What this task involves
Locate every line below that contains the word "Сельское" and copy it.

Stored records
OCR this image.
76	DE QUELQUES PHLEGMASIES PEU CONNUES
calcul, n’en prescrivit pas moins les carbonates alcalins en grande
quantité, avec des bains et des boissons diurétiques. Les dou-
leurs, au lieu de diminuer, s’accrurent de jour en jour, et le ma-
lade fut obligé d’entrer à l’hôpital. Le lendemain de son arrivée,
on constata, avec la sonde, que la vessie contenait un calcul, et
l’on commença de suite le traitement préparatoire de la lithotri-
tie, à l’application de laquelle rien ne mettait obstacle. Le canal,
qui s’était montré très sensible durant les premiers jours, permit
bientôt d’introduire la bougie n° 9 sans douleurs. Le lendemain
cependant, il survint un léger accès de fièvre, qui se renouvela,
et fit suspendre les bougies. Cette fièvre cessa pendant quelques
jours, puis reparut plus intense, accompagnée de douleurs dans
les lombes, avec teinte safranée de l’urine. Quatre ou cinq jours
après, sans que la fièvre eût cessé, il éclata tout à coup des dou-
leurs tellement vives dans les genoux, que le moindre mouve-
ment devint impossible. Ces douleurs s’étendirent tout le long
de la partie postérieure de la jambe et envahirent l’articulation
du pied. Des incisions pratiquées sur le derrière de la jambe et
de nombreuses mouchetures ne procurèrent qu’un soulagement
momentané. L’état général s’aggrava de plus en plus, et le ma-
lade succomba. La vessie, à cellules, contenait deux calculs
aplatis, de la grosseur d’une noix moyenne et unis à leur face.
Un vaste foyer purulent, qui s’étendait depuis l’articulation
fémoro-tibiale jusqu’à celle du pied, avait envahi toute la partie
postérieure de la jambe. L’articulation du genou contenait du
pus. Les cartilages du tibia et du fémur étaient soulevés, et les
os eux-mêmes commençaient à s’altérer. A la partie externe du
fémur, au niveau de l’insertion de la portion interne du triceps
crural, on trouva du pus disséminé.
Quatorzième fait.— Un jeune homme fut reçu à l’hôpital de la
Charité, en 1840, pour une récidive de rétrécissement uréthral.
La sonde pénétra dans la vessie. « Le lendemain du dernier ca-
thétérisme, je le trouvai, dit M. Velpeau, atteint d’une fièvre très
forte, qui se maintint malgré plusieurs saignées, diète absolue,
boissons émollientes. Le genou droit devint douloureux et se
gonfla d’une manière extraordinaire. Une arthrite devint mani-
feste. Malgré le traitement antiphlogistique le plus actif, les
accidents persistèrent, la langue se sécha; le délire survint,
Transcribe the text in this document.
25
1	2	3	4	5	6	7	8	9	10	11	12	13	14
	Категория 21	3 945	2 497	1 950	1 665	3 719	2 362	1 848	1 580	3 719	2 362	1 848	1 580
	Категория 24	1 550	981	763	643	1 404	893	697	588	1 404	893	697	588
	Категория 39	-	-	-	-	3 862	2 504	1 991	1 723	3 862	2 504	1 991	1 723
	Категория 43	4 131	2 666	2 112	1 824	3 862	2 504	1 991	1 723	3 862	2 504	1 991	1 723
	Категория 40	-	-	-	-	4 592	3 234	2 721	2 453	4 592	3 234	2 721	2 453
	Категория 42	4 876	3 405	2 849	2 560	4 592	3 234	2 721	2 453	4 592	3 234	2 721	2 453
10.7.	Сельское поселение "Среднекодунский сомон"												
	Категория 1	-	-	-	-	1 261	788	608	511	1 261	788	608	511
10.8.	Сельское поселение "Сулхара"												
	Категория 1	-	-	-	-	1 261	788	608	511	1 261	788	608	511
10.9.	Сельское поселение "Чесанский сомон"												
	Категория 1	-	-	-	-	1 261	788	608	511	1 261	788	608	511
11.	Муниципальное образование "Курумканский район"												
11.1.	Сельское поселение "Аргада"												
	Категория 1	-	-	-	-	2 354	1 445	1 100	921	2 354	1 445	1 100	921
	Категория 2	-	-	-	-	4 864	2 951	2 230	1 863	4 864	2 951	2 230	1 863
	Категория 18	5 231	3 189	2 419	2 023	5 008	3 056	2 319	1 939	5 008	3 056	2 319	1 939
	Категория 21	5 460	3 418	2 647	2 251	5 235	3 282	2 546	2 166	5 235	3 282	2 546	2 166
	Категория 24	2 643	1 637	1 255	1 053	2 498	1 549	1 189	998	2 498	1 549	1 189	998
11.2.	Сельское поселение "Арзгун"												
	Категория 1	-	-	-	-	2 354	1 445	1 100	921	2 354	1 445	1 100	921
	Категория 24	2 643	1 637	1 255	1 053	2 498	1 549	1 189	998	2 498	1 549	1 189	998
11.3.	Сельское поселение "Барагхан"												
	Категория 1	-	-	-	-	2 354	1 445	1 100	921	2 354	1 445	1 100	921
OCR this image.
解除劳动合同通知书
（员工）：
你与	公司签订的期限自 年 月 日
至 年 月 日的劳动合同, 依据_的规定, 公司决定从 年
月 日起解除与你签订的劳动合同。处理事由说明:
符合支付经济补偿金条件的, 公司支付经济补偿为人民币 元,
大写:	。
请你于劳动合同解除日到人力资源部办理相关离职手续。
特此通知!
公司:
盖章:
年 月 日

Reply
10.7.	Сельское поселение "Среднекодунский сомон"												
10.8.	Сельское поселение "Сулхара"												
10.9.	Сельское поселение "Чесанский сомон"												
11.1.	Сельское поселение "Аргада"												
11.2.	Сельское поселение "Арзгун"												
11.3.	Сельское поселение "Барагхан"												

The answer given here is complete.